DATASET RECORDS:

──────────────────────────────

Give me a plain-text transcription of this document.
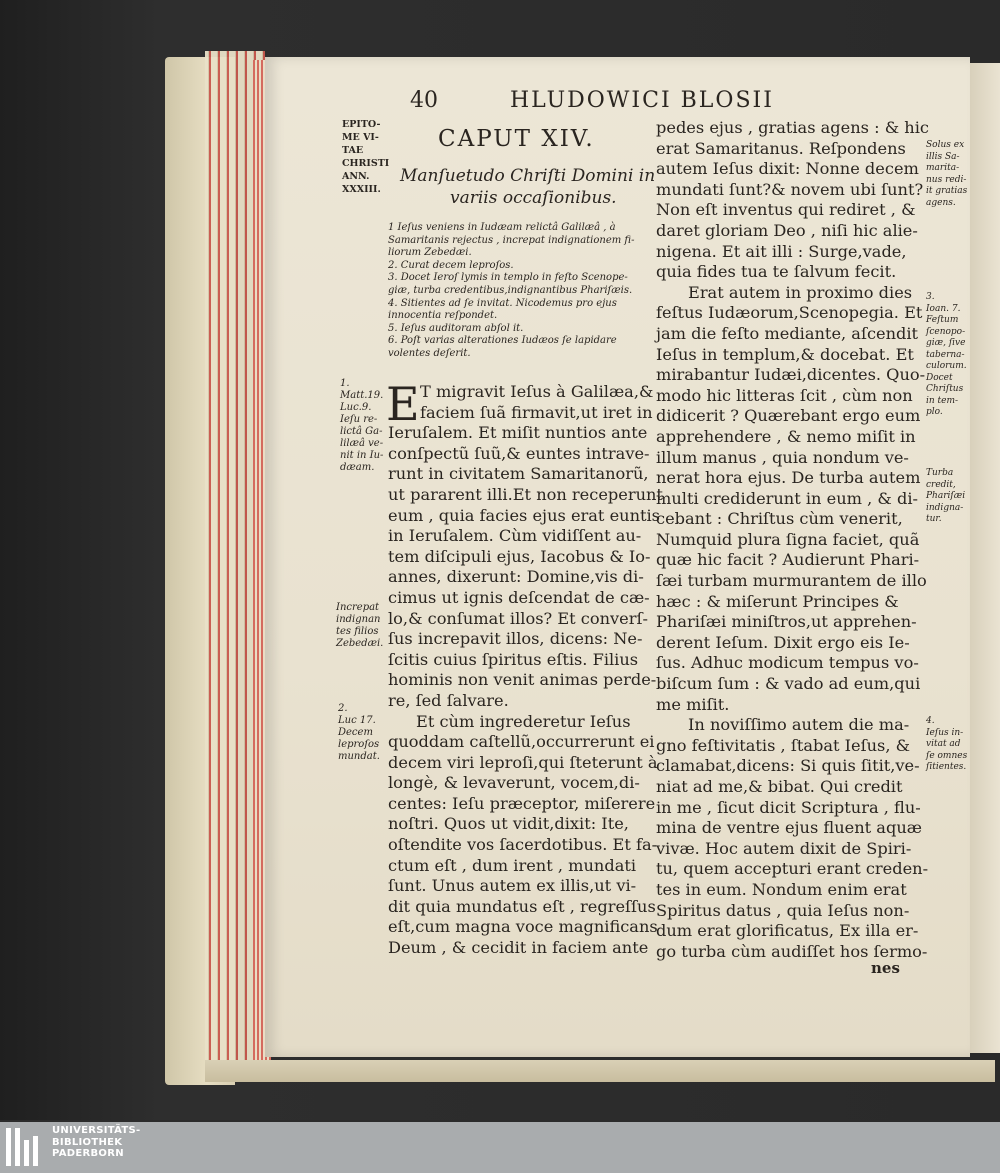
40	HLUDOWICI BLOSII
CAPUT XIV.
Manſuetudo Chriſti Domini in
variis occaſionibus.
1 Ieſus veniens in Iudæam relictâ Galilæâ , à
Samaritanis rejectus , increpat indignationem fi-
liorum Zebedæi.
2. Curat decem leproſos.
3. Docet Ieroſ lymis in templo in feſto Scenope-
giæ, turba credentibus,indignantibus Phariſæis.
4. Sitientes ad ſe invitat. Nicodemus pro ejus
innocentia reſpondet.
5. Ieſus auditoram abſol it.
6. Poſt varias alterationes Iudæos ſe lapidare
volentes deſerit.
E T migravit Ieſus à Galilæa,&
faciem ſuã firmavit,ut iret in
Ieruſalem. Et miſit nuntios ante
conſpectũ ſuũ,& euntes intrave-
runt in civitatem Samaritanorũ,
ut pararent illi.Et non receperunt
eum , quia facies ejus erat euntis
in Ieruſalem. Cùm vidiſſent au-
tem diſcipuli ejus, Iacobus & Io-
annes, dixerunt: Domine,vis di-
cimus ut ignis deſcendat de cæ-
lo,& conſumat illos? Et converſ-
ſus increpavit illos, dicens: Ne-
ſcitis cuius ſpiritus eſtis. Filius
hominis non venit animas perde-
re, ſed ſalvare.
Et cùm ingrederetur Ieſus
quoddam caſtellũ,occurrerunt ei
decem viri leproſi,qui ſteterunt à
longè, & levaverunt, vocem,di-
centes: Ieſu præceptor, miſerere
noſtri. Quos ut vidit,dixit: Ite,
oſtendite vos ſacerdotibus. Et fa-
ctum eſt , dum irent , mundati
ſunt. Unus autem ex illis,ut vi-
dit quia mundatus eſt , regreſſus
eſt,cum magna voce magnificans
Deum , & cecidit in faciem ante
pedes ejus , gratias agens : & hic
erat Samaritanus. Reſpondens
autem Ieſus dixit: Nonne decem
mundati ſunt?& novem ubi ſunt?
Non eſt inventus qui rediret , &
daret gloriam Deo , niſi hic alie-
nigena. Et ait illi : Surge,vade,
quia fides tua te ſalvum fecit.
Erat autem in proximo dies
feſtus Iudæorum,Scenopegia. Et
jam die feſto mediante, aſcendit
Ieſus in templum,& docebat. Et
mirabantur Iudæi,dicentes. Quo-
modo hic litteras ſcit , cùm non
didicerit ? Quærebant ergo eum
apprehendere , & nemo miſit in
illum manus , quia nondum ve-
nerat hora ejus. De turba autem
multi crediderunt in eum , & di-
cebant : Chriſtus cùm venerit,
Numquid plura ſigna faciet, quã
quæ hic facit ? Audierunt Phari-
ſæi turbam murmurantem de illo
hæc : & miſerunt Principes &
Phariſæi miniſtros,ut apprehen-
derent Ieſum. Dixit ergo eis Ie-
ſus. Adhuc modicum tempus vo-
biſcum ſum : & vado ad eum,qui
me miſit.
In noviſſimo autem die ma-
gno feſtivitatis , ſtabat Ieſus, &
clamabat,dicens: Si quis ſitit,ve-
niat ad me,& bibat. Qui credit
in me , ſicut dicit Scriptura , flu-
mina de ventre ejus fluent aquæ
vivæ. Hoc autem dixit de Spiri-
tu, quem accepturi erant creden-
tes in eum. Nondum enim erat
Spiritus datus , quia Ieſus non-
dum erat glorificatus, Ex illa er-
go turba cùm audiſſet hos ſermo-
EPITO-
ME VI-
TAE
CHRISTI
ANN.
XXXIII.
1.
Matt.19.
Luc.9.
Ieſu re-
lictâ Ga-
lilæâ ve-
nit in Iu-
dæam.
Increpat
indignan
tes filios
Zebedæi.
2.
Luc 17.
Decem
leproſos
mundat.
Solus ex
illis Sa-
marita-
nus redi-
it gratias
agens.
3.
Ioan. 7.
Feſtum
ſcenopo-
giæ, ſive
taberna-
culorum.
Docet
Chriſtus
in tem-
plo.
Turba
credit,
Phariſæi
indigna-
tur.
4.
Ieſus in-
vitat ad
ſe omnes
ſitientes.
nes
UNIVERSITÄTS-
BIBLIOTHEK
PADERBORN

──────────────────────────────

EXERCISE AIM: A faithful copy of the records above is needed, with the pictures left out.

TASK ANSWER:
Give me a plain-text transcription of this document.
40	HLUDOWICI BLOSII
CAPUT XIV.
Manſuetudo Chriſti Domini in
variis occaſionibus.
1 Ieſus veniens in Iudæam relictâ Galilæâ , à
Samaritanis rejectus , increpat indignationem fi-
liorum Zebedæi.
2. Curat decem leproſos.
3. Docet Ieroſ lymis in templo in feſto Scenope-
giæ, turba credentibus,indignantibus Phariſæis.
4. Sitientes ad ſe invitat. Nicodemus pro ejus
innocentia reſpondet.
5. Ieſus auditoram abſol it.
6. Poſt varias alterationes Iudæos ſe lapidare
volentes deſerit.
E T migravit Ieſus à Galilæa,&
faciem ſuã firmavit,ut iret in
Ieruſalem. Et miſit nuntios ante
conſpectũ ſuũ,& euntes intrave-
runt in civitatem Samaritanorũ,
ut pararent illi.Et non receperunt
eum , quia facies ejus erat euntis
in Ieruſalem. Cùm vidiſſent au-
tem diſcipuli ejus, Iacobus & Io-
annes, dixerunt: Domine,vis di-
cimus ut ignis deſcendat de cæ-
lo,& conſumat illos? Et converſ-
ſus increpavit illos, dicens: Ne-
ſcitis cuius ſpiritus eſtis. Filius
hominis non venit animas perde-
re, ſed ſalvare.
Et cùm ingrederetur Ieſus
quoddam caſtellũ,occurrerunt ei
decem viri leproſi,qui ſteterunt à
longè, & levaverunt, vocem,di-
centes: Ieſu præceptor, miſerere
noſtri. Quos ut vidit,dixit: Ite,
oſtendite vos ſacerdotibus. Et fa-
ctum eſt , dum irent , mundati
ſunt. Unus autem ex illis,ut vi-
dit quia mundatus eſt , regreſſus
eſt,cum magna voce magnificans
Deum , & cecidit in faciem ante
pedes ejus , gratias agens : & hic
erat Samaritanus. Reſpondens
autem Ieſus dixit: Nonne decem
mundati ſunt?& novem ubi ſunt?
Non eſt inventus qui rediret , &
daret gloriam Deo , niſi hic alie-
nigena. Et ait illi : Surge,vade,
quia fides tua te ſalvum fecit.
Erat autem in proximo dies
feſtus Iudæorum,Scenopegia. Et
jam die feſto mediante, aſcendit
Ieſus in templum,& docebat. Et
mirabantur Iudæi,dicentes. Quo-
modo hic litteras ſcit , cùm non
didicerit ? Quærebant ergo eum
apprehendere , & nemo miſit in
illum manus , quia nondum ve-
nerat hora ejus. De turba autem
multi crediderunt in eum , & di-
cebant : Chriſtus cùm venerit,
Numquid plura ſigna faciet, quã
quæ hic facit ? Audierunt Phari-
ſæi turbam murmurantem de illo
hæc : & miſerunt Principes &
Phariſæi miniſtros,ut apprehen-
derent Ieſum. Dixit ergo eis Ie-
ſus. Adhuc modicum tempus vo-
biſcum ſum : & vado ad eum,qui
me miſit.
In noviſſimo autem die ma-
gno feſtivitatis , ſtabat Ieſus, &
clamabat,dicens: Si quis ſitit,ve-
niat ad me,& bibat. Qui credit
in me , ſicut dicit Scriptura , flu-
mina de ventre ejus fluent aquæ
vivæ. Hoc autem dixit de Spiri-
tu, quem accepturi erant creden-
tes in eum. Nondum enim erat
Spiritus datus , quia Ieſus non-
dum erat glorificatus, Ex illa er-
go turba cùm audiſſet hos ſermo-
EPITO-
ME VI-
TAE
CHRISTI
ANN.
XXXIII.
1.
Matt.19.
Luc.9.
Ieſu re-
lictâ Ga-
lilæâ ve-
nit in Iu-
dæam.
Increpat
indignan
tes filios
Zebedæi.
2.
Luc 17.
Decem
leproſos
mundat.
Solus ex
illis Sa-
marita-
nus redi-
it gratias
agens.
3.
Ioan. 7.
Feſtum
ſcenopo-
giæ, ſive
taberna-
culorum.
Docet
Chriſtus
in tem-
plo.
Turba
credit,
Phariſæi
indigna-
tur.
4.
Ieſus in-
vitat ad
ſe omnes
ſitientes.
nes
UNIVERSITÄTS-
BIBLIOTHEK
PADERBORN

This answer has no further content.